**What you should do**.
Of all the lines in the records, how many hold the word "style"? Answer with the number only.
※
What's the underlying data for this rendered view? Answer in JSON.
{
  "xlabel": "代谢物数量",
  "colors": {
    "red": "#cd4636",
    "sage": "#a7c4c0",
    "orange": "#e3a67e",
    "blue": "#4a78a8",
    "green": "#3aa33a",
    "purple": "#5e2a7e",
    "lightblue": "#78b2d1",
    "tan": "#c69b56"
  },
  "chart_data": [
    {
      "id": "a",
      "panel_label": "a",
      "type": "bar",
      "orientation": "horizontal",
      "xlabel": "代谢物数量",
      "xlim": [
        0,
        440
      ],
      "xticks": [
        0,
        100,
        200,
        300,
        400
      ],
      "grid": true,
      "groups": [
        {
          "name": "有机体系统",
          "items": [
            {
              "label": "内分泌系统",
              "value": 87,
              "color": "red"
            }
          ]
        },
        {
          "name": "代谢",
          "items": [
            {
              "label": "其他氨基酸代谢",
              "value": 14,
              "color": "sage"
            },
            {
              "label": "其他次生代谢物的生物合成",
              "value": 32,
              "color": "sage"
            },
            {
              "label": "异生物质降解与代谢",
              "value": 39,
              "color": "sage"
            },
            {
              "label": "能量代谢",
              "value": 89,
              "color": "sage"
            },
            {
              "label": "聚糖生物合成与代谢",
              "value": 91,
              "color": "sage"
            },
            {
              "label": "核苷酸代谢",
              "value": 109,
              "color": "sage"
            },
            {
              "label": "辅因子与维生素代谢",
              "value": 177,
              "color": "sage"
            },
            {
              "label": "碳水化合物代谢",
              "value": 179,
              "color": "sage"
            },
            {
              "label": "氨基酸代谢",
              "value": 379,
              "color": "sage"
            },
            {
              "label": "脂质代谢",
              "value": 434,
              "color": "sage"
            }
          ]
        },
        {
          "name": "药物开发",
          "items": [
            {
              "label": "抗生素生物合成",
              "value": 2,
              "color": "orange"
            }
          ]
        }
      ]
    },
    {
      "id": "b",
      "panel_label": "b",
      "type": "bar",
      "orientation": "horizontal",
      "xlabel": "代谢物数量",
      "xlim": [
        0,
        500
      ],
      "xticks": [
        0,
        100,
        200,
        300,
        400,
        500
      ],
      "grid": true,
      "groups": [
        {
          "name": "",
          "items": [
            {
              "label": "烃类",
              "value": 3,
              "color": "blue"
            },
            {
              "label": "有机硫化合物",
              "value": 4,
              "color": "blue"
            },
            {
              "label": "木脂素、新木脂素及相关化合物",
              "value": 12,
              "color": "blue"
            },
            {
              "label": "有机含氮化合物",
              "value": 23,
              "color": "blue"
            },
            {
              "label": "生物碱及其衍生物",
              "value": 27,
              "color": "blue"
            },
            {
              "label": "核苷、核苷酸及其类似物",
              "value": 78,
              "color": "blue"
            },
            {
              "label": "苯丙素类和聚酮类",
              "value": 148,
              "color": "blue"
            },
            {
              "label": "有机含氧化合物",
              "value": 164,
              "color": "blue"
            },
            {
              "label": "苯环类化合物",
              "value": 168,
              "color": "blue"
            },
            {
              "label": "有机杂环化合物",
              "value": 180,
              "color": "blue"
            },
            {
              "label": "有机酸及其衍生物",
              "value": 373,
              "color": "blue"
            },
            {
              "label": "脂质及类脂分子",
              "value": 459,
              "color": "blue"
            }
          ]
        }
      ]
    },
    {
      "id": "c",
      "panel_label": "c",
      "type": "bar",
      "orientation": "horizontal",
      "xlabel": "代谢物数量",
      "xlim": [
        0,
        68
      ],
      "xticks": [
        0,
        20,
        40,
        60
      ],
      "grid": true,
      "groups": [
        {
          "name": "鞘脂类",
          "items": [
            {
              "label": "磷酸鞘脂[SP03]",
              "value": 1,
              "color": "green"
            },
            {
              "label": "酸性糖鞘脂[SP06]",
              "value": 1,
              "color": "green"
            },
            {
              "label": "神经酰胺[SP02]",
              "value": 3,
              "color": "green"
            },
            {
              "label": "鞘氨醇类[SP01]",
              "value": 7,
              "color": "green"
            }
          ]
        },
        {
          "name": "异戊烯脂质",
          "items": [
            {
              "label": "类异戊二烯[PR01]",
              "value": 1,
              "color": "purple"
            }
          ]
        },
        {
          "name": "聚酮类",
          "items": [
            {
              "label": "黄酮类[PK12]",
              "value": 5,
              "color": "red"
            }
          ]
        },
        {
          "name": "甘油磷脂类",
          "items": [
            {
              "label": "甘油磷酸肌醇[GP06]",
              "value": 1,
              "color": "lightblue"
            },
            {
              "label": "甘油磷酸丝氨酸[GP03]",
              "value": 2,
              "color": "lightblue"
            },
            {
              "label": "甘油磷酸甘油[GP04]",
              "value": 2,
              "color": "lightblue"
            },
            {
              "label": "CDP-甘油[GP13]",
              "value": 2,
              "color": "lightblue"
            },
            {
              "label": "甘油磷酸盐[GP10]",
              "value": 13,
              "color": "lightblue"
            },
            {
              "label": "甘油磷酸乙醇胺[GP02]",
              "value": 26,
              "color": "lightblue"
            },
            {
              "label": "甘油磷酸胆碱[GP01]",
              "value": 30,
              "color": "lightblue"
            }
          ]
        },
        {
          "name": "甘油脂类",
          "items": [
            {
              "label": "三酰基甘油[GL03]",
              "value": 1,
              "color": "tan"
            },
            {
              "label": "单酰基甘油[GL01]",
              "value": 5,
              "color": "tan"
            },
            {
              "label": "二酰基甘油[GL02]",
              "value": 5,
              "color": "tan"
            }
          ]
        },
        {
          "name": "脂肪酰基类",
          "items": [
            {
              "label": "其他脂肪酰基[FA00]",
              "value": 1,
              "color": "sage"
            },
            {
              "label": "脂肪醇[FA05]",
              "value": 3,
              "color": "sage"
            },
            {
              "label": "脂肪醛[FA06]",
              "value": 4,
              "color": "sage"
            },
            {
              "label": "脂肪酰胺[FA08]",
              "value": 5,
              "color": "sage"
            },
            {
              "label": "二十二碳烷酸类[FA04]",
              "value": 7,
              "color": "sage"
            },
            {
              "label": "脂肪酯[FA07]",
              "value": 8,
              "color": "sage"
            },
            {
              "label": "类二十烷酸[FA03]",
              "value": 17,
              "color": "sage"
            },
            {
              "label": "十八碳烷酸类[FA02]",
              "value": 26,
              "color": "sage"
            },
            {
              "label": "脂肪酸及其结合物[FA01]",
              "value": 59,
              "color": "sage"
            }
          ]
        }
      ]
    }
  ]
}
※
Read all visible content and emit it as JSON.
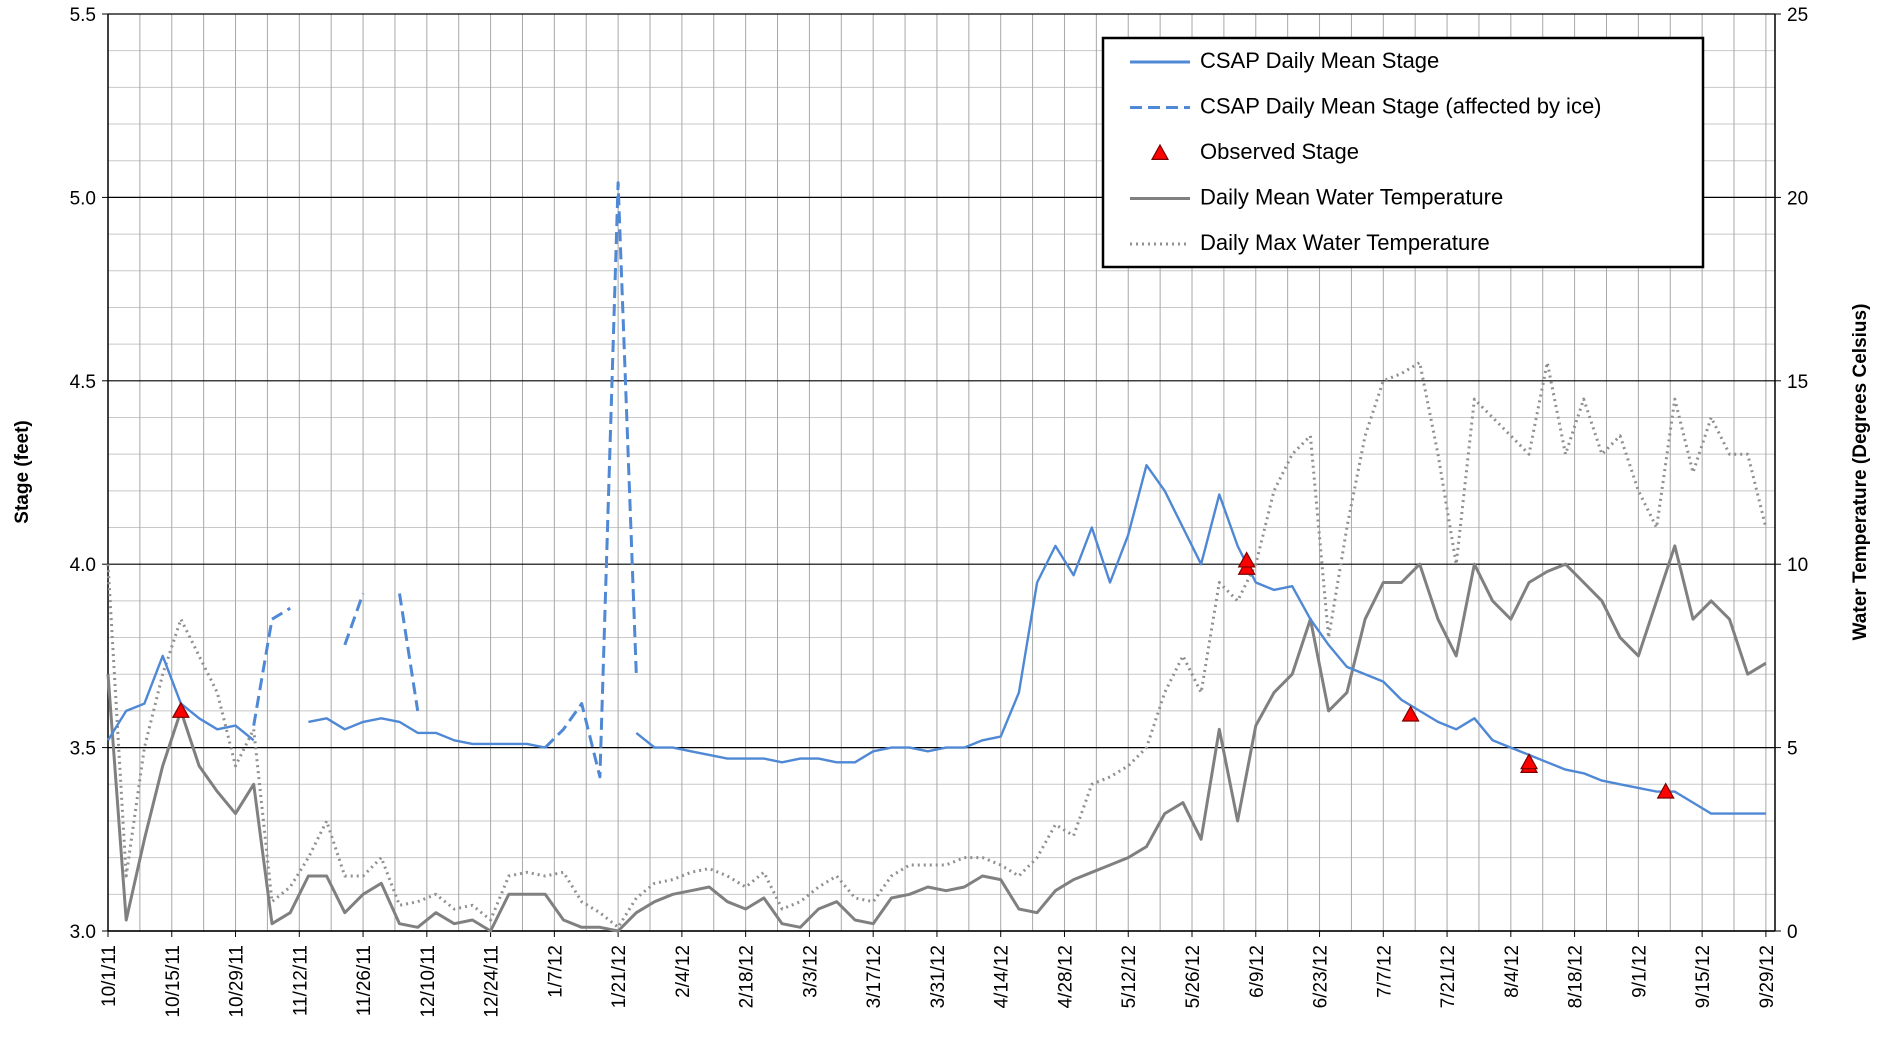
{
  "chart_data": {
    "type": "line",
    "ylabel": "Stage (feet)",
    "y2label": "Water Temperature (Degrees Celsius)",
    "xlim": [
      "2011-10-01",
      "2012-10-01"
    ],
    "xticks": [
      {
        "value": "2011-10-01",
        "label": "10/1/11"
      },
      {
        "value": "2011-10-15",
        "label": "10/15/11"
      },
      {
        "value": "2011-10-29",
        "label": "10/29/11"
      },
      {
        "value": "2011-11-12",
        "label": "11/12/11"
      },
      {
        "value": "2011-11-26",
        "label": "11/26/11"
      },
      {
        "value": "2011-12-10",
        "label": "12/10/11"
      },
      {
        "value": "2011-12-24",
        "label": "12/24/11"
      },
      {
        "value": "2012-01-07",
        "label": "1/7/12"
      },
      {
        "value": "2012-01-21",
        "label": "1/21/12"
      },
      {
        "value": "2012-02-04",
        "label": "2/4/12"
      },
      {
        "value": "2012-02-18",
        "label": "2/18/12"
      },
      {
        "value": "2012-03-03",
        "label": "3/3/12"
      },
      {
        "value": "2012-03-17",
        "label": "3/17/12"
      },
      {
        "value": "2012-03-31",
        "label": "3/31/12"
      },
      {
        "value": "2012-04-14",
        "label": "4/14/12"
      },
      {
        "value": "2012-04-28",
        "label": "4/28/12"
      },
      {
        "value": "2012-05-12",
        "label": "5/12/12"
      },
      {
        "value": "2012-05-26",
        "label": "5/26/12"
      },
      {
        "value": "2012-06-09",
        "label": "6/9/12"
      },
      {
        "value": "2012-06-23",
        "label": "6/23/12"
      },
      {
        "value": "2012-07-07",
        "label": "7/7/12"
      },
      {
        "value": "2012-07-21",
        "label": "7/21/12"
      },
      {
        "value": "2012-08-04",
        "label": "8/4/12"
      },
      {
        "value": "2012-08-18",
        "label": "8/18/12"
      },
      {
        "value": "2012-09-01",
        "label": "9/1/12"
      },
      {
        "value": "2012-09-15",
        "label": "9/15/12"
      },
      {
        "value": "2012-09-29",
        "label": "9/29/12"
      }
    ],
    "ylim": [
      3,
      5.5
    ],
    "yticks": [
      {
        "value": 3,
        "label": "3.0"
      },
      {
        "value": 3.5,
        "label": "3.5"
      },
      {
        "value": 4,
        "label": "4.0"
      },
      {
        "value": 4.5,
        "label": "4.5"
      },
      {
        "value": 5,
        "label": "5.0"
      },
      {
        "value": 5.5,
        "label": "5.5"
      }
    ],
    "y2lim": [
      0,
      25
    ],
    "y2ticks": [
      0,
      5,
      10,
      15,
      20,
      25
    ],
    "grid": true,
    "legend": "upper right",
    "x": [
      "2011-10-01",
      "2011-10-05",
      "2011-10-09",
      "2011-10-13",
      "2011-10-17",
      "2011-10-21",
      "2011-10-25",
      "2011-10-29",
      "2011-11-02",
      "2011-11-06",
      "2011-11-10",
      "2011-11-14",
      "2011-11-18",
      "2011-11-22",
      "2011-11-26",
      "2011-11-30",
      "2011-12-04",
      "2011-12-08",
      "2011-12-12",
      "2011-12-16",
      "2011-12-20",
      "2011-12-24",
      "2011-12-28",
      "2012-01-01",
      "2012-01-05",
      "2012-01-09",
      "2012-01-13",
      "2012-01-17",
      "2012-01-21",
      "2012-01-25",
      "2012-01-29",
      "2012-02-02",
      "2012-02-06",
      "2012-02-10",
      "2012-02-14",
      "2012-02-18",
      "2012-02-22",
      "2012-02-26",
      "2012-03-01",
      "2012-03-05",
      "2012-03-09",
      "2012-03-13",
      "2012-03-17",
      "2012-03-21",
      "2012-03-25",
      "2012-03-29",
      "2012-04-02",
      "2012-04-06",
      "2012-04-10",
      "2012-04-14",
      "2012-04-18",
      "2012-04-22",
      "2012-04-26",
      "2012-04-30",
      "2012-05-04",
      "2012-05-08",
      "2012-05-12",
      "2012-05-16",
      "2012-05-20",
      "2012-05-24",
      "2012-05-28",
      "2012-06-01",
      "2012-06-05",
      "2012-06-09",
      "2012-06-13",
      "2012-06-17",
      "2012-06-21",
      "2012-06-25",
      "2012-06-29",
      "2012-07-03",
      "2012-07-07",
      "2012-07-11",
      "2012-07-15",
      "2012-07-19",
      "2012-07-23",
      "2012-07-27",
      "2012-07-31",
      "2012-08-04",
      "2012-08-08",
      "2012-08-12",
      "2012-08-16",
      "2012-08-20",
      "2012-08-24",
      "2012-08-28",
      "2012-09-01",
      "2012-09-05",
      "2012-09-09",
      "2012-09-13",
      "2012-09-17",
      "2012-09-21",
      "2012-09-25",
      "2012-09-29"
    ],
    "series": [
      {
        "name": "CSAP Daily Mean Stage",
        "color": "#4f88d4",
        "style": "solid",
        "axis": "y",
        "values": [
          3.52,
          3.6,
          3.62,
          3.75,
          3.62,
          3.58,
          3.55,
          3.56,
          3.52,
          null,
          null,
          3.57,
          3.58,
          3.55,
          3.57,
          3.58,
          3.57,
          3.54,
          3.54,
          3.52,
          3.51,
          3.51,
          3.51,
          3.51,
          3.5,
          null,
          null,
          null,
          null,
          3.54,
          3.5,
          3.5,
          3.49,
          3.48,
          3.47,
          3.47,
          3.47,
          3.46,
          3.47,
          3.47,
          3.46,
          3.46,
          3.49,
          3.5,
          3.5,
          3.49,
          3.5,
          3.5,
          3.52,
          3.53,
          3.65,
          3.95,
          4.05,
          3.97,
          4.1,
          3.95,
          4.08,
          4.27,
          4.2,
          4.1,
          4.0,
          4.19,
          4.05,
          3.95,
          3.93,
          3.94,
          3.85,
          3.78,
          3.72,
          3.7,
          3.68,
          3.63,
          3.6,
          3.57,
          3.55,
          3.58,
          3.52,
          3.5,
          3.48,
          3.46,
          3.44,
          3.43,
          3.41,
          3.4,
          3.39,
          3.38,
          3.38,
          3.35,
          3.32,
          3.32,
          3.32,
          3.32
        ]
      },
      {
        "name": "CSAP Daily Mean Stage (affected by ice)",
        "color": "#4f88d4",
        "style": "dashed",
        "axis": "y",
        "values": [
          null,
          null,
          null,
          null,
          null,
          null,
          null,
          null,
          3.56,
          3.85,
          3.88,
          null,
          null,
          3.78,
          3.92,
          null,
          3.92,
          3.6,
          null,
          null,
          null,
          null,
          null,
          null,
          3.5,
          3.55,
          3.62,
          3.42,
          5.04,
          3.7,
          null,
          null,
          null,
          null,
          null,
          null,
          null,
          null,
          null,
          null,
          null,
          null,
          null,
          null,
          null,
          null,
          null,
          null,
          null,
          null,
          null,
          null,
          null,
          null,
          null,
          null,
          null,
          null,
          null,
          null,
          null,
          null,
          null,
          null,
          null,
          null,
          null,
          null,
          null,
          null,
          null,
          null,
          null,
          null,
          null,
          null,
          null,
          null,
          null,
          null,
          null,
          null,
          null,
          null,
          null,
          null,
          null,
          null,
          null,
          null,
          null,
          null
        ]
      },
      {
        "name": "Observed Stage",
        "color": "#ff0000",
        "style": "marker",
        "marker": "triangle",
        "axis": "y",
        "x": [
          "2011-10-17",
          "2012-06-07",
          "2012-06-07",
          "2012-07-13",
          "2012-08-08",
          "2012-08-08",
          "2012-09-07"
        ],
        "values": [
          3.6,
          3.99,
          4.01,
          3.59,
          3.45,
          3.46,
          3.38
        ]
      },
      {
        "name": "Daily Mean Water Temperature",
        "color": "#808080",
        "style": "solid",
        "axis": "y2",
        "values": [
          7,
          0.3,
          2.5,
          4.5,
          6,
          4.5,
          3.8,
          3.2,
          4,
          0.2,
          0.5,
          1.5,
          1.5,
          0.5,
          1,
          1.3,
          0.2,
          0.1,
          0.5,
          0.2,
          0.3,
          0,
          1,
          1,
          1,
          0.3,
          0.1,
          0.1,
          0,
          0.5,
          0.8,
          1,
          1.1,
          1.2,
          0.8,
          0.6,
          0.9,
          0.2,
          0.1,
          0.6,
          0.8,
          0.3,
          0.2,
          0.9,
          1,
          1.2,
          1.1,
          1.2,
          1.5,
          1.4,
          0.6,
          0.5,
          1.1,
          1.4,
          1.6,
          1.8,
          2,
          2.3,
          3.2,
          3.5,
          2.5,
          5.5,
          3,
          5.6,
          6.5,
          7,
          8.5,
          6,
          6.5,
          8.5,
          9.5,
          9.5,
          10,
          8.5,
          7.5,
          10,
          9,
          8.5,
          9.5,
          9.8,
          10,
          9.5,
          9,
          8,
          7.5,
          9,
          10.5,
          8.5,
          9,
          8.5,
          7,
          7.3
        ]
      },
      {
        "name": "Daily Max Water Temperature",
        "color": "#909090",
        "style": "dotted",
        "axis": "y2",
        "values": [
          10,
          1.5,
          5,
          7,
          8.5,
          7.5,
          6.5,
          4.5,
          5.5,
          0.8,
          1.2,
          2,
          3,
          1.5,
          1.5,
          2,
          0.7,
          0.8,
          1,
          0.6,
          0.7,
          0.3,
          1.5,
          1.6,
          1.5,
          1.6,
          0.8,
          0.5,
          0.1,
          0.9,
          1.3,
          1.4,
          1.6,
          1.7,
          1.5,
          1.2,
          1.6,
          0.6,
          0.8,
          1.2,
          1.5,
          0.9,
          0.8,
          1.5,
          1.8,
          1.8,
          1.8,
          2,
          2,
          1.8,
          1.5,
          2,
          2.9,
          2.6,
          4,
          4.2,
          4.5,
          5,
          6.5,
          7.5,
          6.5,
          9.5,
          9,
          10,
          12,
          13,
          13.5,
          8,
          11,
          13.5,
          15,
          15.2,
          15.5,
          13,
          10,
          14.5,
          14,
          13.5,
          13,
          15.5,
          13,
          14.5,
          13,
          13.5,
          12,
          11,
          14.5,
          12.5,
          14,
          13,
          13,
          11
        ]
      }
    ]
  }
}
※
**Exercise answer**.
5